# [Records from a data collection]
** Start **

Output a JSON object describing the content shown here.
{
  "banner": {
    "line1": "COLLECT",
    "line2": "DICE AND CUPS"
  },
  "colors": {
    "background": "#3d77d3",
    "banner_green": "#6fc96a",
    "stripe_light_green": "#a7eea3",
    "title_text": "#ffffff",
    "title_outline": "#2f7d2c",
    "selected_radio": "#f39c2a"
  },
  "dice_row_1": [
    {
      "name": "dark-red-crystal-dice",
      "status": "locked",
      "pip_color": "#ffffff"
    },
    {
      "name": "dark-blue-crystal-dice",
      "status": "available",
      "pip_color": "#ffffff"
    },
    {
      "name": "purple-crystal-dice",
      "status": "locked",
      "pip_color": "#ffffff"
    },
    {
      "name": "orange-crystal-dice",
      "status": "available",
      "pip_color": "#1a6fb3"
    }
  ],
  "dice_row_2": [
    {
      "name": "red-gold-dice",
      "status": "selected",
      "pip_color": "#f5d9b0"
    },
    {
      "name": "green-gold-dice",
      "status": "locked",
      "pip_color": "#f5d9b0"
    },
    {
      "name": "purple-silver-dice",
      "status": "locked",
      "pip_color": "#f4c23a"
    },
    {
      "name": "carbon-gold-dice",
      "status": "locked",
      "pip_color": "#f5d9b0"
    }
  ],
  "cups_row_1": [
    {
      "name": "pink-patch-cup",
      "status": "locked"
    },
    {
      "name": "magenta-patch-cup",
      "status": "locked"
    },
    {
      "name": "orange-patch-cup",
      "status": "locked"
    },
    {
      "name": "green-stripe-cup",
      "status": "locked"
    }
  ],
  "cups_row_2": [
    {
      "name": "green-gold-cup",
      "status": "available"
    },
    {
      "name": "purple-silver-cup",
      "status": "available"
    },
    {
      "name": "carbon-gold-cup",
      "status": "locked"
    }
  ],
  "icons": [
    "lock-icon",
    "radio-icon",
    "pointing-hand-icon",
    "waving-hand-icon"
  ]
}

** End **

# [Given request]
Using the listing above, return all lines where the word "gold" occurs.

# [Exercise response]
      "name": "red-gold-dice",
      "name": "green-gold-dice",
      "name": "carbon-gold-dice",
      "name": "green-gold-cup",
      "name": "carbon-gold-cup",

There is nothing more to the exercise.